[Stated problem] Return a copy of each line that holds the string "difference".
______________________________
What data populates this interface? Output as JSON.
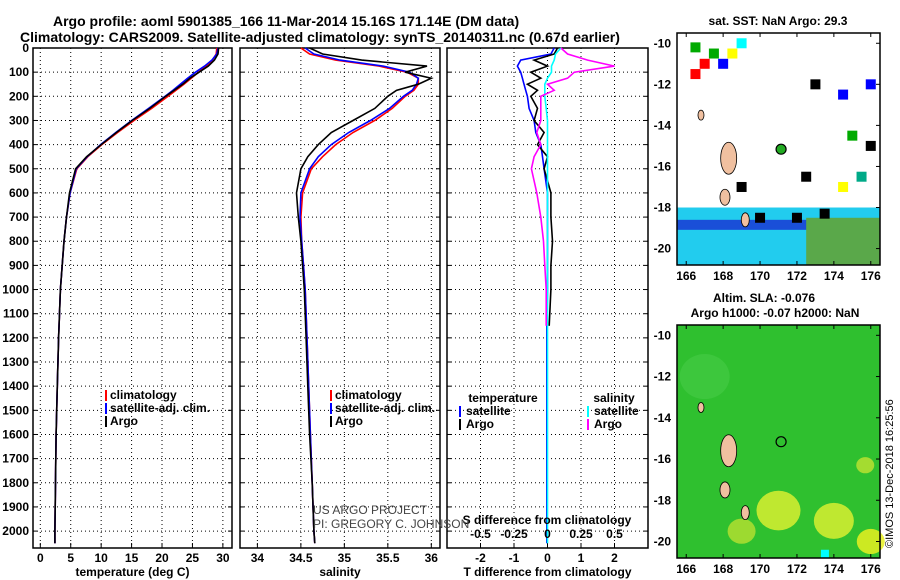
{
  "title_line1": "Argo profile: aoml 5901385_166 11-Mar-2014 15.16S 171.14E (DM data)",
  "title_line2": "Climatology: CARS2009. Satellite-adjusted climatology: synTS_20140311.nc (0.67d earlier)",
  "credit1": "US ARGO PROJECT",
  "credit2": "PI: GREGORY C. JOHNSON",
  "watermark": "©IMOS 13-Dec-2018 16:25:56",
  "colors": {
    "climatology": "#ff0000",
    "satellite": "#0000ff",
    "argo": "#000000",
    "sal_sat": "#00ffff",
    "sal_argo": "#ff00ff"
  },
  "chart_data": [
    {
      "type": "line",
      "title": "",
      "xlabel": "temperature (deg C)",
      "ylabel": "",
      "xlim": [
        -1.2,
        31.5
      ],
      "ylim": [
        2070,
        0
      ],
      "xticks": [
        "0",
        "5",
        "10",
        "15",
        "20",
        "25",
        "30"
      ],
      "yticks": [
        "0",
        "100",
        "200",
        "300",
        "400",
        "500",
        "600",
        "700",
        "800",
        "900",
        "1000",
        "1100",
        "1200",
        "1300",
        "1400",
        "1500",
        "1600",
        "1700",
        "1800",
        "1900",
        "2000"
      ],
      "depth": [
        0,
        25,
        50,
        75,
        100,
        125,
        150,
        175,
        200,
        250,
        300,
        350,
        400,
        450,
        500,
        600,
        700,
        800,
        900,
        1000,
        1200,
        1400,
        1600,
        1800,
        2000,
        2050
      ],
      "legend": [
        "climatology",
        "satellite-adj. clim.",
        "Argo"
      ],
      "series": [
        {
          "name": "climatology",
          "values": [
            29.0,
            28.9,
            28.3,
            27.3,
            26.0,
            24.8,
            23.6,
            22.3,
            21.0,
            18.3,
            15.4,
            12.7,
            10.1,
            7.8,
            6.0,
            4.9,
            4.3,
            3.9,
            3.6,
            3.3,
            3.0,
            2.8,
            2.6,
            2.5,
            2.4,
            2.4
          ]
        },
        {
          "name": "satellite-adj. clim.",
          "values": [
            29.2,
            29.0,
            28.2,
            27.0,
            25.5,
            24.2,
            23.0,
            21.8,
            20.5,
            17.8,
            15.0,
            12.4,
            9.9,
            7.7,
            5.9,
            4.9,
            4.3,
            3.9,
            3.6,
            3.3,
            3.0,
            2.8,
            2.6,
            2.5,
            2.4,
            2.4
          ]
        },
        {
          "name": "Argo",
          "values": [
            29.3,
            29.2,
            28.6,
            27.6,
            26.1,
            24.6,
            23.4,
            22.0,
            20.6,
            18.0,
            15.1,
            12.5,
            10.0,
            7.6,
            5.8,
            4.8,
            4.3,
            3.9,
            3.6,
            3.3,
            3.0,
            2.8,
            2.6,
            2.5,
            2.4,
            2.4
          ]
        }
      ]
    },
    {
      "type": "line",
      "xlabel": "salinity",
      "xlim": [
        33.8,
        36.1
      ],
      "ylim": [
        2070,
        0
      ],
      "xticks": [
        "34",
        "34.5",
        "35",
        "35.5",
        "36"
      ],
      "legend": [
        "climatology",
        "satellite-adj. clim.",
        "Argo"
      ],
      "series": [
        {
          "name": "climatology",
          "values": [
            34.5,
            34.6,
            34.9,
            35.4,
            35.72,
            35.85,
            35.85,
            35.8,
            35.7,
            35.55,
            35.35,
            35.1,
            34.9,
            34.75,
            34.62,
            34.52,
            34.5,
            34.51,
            34.53,
            34.55,
            34.57,
            34.59,
            34.61,
            34.63,
            34.65,
            34.66
          ]
        },
        {
          "name": "satellite-adj. clim.",
          "values": [
            34.55,
            34.65,
            34.95,
            35.45,
            35.75,
            35.85,
            35.83,
            35.78,
            35.68,
            35.52,
            35.3,
            35.05,
            34.85,
            34.7,
            34.6,
            34.5,
            34.49,
            34.51,
            34.53,
            34.55,
            34.57,
            34.59,
            34.61,
            34.63,
            34.65,
            34.66
          ]
        },
        {
          "name": "Argo",
          "values": [
            34.6,
            34.75,
            35.2,
            35.95,
            35.7,
            36.0,
            35.85,
            35.6,
            35.5,
            35.35,
            35.1,
            34.85,
            34.7,
            34.58,
            34.5,
            34.45,
            34.47,
            34.5,
            34.52,
            34.54,
            34.56,
            34.58,
            34.6,
            34.63,
            34.65,
            34.66
          ]
        }
      ]
    },
    {
      "type": "line",
      "xlabel": "T difference from climatology",
      "x2label": "S difference from climatology",
      "xlim": [
        -3,
        3
      ],
      "x2lim": [
        -0.75,
        0.75
      ],
      "ylim": [
        2070,
        0
      ],
      "xticks": [
        "-2",
        "-1",
        "0",
        "1",
        "2"
      ],
      "x2ticks": [
        "-0.5",
        "-0.25",
        "0",
        "0.25",
        "0.5"
      ],
      "legend_t": {
        "title": "temperature",
        "items": [
          "satellite",
          "Argo"
        ]
      },
      "legend_s": {
        "title": "salinity",
        "items": [
          "satellite",
          "Argo"
        ]
      },
      "depth": [
        0,
        25,
        50,
        75,
        100,
        125,
        150,
        175,
        200,
        250,
        300,
        350,
        400,
        450,
        500,
        600,
        700,
        800,
        900,
        1000,
        1150,
        1400,
        1600,
        1800,
        2000,
        2050
      ],
      "series": [
        {
          "name": "temperature satellite",
          "values": [
            0.2,
            0.1,
            -0.8,
            -0.9,
            -0.8,
            -0.75,
            -0.7,
            -0.65,
            -0.6,
            -0.55,
            -0.4,
            -0.35,
            -0.2,
            -0.15,
            -0.1,
            0,
            0,
            0,
            0,
            0,
            -0.02,
            -0.02,
            -0.02,
            -0.02,
            -0.02,
            -0.02
          ]
        },
        {
          "name": "temperature Argo",
          "values": [
            0.3,
            0.2,
            -0.4,
            0.0,
            -0.5,
            -0.2,
            -0.6,
            -0.3,
            -0.5,
            -0.3,
            -0.4,
            -0.1,
            -0.3,
            0.0,
            -0.1,
            0.1,
            0.1,
            0.15,
            0.1,
            0.1,
            0.05,
            null,
            null,
            null,
            null,
            null
          ]
        },
        {
          "name": "salinity satellite",
          "values": [
            0.1,
            0.06,
            0.05,
            0.03,
            0.03,
            0.0,
            -0.02,
            -0.02,
            -0.02,
            -0.01,
            0,
            0,
            0,
            0,
            0,
            0,
            0,
            0,
            0,
            0,
            0,
            0,
            0,
            0,
            0,
            0
          ]
        },
        {
          "name": "salinity Argo",
          "values": [
            0.1,
            0.15,
            0.3,
            0.5,
            0.2,
            0.15,
            0.0,
            0.05,
            -0.05,
            -0.05,
            -0.05,
            -0.08,
            -0.05,
            -0.1,
            -0.12,
            -0.08,
            -0.05,
            -0.03,
            -0.02,
            -0.01,
            -0.01,
            null,
            null,
            null,
            null,
            null
          ]
        }
      ]
    },
    {
      "type": "heatmap",
      "title": "sat. SST: NaN Argo: 29.3",
      "xlim": [
        165.5,
        176.5
      ],
      "ylim": [
        -20.8,
        -9.5
      ],
      "xticks": [
        "166",
        "168",
        "170",
        "172",
        "174",
        "176"
      ],
      "yticks": [
        "-10",
        "-12",
        "-14",
        "-16",
        "-18",
        "-20"
      ],
      "argo_position": [
        171.14,
        -15.16
      ],
      "cells": [
        [
          167,
          -11,
          "#ff0000"
        ],
        [
          166.5,
          -11.5,
          "#ff0000"
        ],
        [
          167.5,
          -10.5,
          "#00aa00"
        ],
        [
          168,
          -11,
          "#0000ff"
        ],
        [
          168.5,
          -10.5,
          "#ffff00"
        ],
        [
          169,
          -10,
          "#00ffff"
        ],
        [
          166.5,
          -10.2,
          "#00aa00"
        ],
        [
          173,
          -12,
          "#000000"
        ],
        [
          174.5,
          -12.5,
          "#0000ff"
        ],
        [
          176,
          -12,
          "#0000ff"
        ],
        [
          175,
          -14.5,
          "#00aa00"
        ],
        [
          176,
          -15,
          "#000000"
        ],
        [
          172.5,
          -16.5,
          "#000000"
        ],
        [
          174.5,
          -17,
          "#ffff00"
        ],
        [
          175.5,
          -16.5,
          "#00aa88"
        ],
        [
          169,
          -17,
          "#000000"
        ],
        [
          170,
          -18.5,
          "#000000"
        ],
        [
          172,
          -18.5,
          "#000000"
        ],
        [
          173.5,
          -18.3,
          "#000000"
        ]
      ]
    },
    {
      "type": "heatmap",
      "title": "Altim. SLA: -0.076",
      "subtitle": "Argo h1000: -0.07 h2000: NaN",
      "xlim": [
        165.5,
        176.5
      ],
      "ylim": [
        -20.8,
        -9.5
      ],
      "xticks": [
        "166",
        "168",
        "170",
        "172",
        "174",
        "176"
      ],
      "yticks": [
        "-10",
        "-12",
        "-14",
        "-16",
        "-18",
        "-20"
      ],
      "argo_position": [
        171.14,
        -15.16
      ]
    }
  ]
}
______________________________
[Answer]
      "xlabel": "T difference from climatology",
      "x2label": "S difference from climatology",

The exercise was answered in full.